TASK TO CARRY OUT = Among the entries below, count the lines where the string "this" occurs, and give only the number.

── MATERIALS PROVIDED

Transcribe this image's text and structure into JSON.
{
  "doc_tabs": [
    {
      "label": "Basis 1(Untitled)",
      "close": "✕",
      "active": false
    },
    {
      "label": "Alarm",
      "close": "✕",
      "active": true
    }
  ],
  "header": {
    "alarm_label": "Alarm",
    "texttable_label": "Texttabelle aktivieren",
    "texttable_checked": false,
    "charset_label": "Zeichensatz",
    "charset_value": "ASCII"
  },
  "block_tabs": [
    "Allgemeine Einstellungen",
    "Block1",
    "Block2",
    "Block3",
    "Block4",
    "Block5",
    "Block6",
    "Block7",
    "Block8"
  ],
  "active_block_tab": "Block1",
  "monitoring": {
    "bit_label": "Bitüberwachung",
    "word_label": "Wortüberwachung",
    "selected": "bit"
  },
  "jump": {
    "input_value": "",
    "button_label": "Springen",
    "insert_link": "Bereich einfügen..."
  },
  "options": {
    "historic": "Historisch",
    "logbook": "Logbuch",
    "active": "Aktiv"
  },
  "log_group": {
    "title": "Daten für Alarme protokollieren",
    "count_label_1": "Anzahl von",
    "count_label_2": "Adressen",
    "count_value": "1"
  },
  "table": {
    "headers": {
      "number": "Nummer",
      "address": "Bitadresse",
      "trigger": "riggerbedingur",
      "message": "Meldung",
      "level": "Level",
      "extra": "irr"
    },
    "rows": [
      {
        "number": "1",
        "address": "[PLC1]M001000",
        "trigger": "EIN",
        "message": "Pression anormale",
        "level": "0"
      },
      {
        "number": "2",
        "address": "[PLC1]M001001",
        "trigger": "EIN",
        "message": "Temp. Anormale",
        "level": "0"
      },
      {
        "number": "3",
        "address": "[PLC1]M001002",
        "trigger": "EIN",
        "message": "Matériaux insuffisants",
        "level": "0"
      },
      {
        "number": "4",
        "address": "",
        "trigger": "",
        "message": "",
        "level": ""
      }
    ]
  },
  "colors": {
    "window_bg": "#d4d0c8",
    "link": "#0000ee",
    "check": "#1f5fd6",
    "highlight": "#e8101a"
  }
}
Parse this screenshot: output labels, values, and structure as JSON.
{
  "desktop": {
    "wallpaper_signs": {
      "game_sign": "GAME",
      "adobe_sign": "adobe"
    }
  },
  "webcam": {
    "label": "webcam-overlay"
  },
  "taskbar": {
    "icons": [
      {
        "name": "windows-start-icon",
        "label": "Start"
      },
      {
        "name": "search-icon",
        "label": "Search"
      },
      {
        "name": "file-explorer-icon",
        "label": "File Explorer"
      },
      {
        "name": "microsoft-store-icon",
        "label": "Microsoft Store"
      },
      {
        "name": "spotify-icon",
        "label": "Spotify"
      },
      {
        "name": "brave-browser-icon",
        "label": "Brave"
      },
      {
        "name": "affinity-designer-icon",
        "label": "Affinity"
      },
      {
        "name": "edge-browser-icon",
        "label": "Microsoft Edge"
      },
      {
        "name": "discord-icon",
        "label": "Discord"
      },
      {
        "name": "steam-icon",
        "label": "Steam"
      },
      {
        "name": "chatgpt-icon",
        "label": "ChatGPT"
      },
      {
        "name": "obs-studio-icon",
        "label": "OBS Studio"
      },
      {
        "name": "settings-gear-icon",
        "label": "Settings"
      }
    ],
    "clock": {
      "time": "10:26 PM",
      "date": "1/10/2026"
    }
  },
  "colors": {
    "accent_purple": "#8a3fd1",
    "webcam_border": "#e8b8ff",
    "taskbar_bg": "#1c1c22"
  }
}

────

COMPLETED TASK = 2